*WHAT TO PRODUCE*.
Scan the data. Collect each line that contains the word "between".

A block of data
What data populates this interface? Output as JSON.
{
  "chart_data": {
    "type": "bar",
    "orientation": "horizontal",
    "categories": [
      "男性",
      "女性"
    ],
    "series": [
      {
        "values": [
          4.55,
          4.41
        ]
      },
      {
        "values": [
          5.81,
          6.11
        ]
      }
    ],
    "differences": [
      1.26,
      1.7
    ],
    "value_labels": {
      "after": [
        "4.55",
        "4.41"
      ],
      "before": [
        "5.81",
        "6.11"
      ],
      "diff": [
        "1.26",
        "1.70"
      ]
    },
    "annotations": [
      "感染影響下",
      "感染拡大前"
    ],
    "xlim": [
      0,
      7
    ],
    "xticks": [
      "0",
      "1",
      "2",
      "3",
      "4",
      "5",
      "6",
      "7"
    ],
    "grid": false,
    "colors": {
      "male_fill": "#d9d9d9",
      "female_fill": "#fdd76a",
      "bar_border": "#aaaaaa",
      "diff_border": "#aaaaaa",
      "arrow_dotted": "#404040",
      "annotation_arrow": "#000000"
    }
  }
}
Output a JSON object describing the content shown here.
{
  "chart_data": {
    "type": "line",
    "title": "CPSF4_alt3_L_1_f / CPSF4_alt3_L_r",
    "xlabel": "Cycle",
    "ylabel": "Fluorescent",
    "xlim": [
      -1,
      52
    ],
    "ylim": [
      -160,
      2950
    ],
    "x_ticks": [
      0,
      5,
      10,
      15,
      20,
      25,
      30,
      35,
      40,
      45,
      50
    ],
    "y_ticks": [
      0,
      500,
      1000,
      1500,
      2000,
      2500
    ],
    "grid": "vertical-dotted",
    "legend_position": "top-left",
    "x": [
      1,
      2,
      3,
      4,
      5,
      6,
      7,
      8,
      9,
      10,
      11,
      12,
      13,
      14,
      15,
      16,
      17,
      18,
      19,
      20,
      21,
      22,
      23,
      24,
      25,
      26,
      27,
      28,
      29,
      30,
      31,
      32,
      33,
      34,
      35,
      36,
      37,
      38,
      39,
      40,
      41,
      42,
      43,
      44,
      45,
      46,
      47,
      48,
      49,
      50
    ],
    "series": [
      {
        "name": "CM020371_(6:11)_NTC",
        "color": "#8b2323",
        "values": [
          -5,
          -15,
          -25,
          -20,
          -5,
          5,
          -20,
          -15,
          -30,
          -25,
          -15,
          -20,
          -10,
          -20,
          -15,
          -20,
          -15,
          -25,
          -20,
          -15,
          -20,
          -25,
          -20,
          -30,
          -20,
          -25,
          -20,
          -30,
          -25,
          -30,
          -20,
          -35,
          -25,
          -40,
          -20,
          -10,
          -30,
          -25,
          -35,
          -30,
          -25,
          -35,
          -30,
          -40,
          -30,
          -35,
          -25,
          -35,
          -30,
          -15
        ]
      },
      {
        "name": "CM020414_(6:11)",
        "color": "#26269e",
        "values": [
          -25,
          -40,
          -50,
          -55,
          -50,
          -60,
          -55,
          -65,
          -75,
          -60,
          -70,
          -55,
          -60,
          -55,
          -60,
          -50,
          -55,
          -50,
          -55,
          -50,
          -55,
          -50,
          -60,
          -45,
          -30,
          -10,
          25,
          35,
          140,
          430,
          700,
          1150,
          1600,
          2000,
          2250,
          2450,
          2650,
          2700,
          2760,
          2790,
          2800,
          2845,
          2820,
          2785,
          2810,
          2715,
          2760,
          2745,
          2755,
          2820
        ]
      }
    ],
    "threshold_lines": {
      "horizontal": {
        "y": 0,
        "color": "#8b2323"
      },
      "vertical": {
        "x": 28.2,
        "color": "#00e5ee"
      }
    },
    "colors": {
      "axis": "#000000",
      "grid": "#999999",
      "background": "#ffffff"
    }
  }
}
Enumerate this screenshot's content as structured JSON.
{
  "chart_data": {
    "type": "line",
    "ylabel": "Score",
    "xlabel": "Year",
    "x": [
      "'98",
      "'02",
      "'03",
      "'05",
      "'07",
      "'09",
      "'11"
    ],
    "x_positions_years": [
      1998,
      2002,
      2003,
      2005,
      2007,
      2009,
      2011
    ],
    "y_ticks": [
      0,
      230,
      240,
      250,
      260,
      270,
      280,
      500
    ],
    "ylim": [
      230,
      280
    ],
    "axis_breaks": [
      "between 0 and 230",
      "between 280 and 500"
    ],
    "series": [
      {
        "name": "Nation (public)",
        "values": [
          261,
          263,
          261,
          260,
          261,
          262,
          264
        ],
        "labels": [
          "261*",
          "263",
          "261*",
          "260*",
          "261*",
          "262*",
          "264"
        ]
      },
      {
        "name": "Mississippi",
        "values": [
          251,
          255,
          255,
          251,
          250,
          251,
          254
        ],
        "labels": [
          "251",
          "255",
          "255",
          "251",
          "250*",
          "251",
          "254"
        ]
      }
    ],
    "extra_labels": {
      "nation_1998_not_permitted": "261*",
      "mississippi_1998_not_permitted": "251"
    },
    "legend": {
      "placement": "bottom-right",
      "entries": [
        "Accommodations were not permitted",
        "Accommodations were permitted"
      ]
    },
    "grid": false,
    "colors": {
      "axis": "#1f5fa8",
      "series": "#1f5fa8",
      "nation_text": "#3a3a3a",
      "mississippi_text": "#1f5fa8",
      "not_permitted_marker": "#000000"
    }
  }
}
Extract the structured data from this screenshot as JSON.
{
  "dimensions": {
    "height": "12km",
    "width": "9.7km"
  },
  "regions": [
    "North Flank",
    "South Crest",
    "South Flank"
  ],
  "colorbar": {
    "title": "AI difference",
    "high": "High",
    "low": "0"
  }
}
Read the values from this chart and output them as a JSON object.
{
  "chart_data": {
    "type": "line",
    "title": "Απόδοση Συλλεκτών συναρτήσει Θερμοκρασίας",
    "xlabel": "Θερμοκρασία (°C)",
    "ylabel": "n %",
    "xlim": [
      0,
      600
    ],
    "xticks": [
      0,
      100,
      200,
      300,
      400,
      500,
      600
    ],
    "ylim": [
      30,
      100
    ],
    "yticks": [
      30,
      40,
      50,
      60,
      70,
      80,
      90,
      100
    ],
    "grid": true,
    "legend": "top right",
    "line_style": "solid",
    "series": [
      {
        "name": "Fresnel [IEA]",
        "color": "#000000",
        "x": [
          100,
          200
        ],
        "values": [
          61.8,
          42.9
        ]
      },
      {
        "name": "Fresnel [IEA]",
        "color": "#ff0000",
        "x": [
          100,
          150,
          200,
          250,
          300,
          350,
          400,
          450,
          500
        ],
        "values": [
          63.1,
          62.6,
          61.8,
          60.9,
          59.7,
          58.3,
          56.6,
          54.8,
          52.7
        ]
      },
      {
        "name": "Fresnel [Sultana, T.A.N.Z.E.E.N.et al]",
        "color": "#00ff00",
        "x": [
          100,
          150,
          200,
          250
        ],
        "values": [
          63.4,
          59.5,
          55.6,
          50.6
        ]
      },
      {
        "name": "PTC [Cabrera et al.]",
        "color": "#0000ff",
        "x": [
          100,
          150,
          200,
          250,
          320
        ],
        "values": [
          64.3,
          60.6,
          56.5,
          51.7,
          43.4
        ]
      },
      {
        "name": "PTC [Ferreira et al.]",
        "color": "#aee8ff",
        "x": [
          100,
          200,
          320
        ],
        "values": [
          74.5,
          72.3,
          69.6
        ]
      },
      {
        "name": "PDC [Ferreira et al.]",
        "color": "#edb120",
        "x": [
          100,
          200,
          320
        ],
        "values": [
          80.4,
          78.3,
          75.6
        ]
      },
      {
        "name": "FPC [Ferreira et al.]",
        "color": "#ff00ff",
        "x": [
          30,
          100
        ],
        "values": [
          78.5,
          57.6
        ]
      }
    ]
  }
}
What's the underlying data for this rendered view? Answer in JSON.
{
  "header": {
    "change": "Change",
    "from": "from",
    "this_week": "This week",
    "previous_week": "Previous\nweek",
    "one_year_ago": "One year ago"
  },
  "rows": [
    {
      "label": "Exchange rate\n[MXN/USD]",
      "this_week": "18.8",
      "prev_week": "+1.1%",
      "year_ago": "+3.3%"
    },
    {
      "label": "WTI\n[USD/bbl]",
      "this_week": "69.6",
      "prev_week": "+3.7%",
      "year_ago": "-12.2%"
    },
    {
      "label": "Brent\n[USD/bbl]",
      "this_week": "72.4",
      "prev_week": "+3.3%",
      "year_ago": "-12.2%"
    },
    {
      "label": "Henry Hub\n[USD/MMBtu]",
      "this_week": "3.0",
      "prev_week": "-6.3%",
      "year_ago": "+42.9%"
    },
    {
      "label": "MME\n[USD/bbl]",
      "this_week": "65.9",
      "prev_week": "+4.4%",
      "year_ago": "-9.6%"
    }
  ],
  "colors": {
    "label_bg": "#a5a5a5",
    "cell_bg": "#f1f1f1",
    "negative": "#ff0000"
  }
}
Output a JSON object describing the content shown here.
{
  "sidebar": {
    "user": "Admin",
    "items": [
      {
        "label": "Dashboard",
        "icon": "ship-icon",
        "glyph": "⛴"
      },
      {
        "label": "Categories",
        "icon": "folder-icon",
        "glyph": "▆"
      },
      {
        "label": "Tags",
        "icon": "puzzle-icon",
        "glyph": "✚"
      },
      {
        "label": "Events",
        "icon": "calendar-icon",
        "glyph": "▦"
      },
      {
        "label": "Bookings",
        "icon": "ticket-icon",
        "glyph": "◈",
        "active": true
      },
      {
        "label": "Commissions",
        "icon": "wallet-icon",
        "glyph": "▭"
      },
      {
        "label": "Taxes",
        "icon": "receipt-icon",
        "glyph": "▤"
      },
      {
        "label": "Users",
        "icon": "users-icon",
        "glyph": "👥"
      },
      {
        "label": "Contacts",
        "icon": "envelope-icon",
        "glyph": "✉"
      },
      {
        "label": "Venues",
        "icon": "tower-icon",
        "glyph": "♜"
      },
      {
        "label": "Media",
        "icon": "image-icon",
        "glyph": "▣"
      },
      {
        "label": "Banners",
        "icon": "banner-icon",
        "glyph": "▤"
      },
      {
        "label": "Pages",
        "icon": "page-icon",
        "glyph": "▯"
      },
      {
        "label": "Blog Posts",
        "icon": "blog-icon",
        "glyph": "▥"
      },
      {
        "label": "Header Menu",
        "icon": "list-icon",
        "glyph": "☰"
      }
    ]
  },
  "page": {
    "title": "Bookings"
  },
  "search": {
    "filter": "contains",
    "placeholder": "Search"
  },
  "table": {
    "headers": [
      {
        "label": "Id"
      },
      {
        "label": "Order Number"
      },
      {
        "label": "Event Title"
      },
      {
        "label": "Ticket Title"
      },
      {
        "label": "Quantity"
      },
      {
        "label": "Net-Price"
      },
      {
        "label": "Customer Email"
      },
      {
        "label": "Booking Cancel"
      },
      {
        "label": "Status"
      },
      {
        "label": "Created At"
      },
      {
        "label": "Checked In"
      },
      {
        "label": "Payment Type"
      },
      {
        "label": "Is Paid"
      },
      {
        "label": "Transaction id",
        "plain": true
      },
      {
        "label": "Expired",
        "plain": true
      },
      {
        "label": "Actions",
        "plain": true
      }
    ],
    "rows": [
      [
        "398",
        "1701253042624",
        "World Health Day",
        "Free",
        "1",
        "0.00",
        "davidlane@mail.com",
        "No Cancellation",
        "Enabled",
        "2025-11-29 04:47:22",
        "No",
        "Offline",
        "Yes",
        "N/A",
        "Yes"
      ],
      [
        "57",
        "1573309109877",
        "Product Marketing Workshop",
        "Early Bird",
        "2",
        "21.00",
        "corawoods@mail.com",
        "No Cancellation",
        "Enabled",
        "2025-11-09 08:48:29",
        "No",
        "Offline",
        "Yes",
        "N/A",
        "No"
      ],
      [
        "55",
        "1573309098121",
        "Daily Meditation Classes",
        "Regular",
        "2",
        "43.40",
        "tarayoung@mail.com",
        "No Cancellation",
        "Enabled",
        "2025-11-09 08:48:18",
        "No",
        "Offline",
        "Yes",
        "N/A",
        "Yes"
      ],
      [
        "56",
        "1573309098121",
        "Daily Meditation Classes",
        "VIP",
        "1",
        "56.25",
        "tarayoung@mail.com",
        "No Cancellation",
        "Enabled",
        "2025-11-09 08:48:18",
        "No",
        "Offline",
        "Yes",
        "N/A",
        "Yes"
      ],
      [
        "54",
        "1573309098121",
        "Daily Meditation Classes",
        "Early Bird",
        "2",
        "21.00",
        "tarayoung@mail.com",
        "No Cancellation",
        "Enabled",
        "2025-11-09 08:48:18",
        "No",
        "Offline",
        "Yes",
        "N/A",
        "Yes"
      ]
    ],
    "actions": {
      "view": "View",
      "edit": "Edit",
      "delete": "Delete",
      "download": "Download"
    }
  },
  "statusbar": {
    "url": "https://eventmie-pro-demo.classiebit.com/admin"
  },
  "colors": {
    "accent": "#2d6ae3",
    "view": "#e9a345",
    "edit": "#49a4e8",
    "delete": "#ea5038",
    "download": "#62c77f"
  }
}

*PROBLEM SOLUTION*.
      "between 0 and 230",
      "between 280 and 500"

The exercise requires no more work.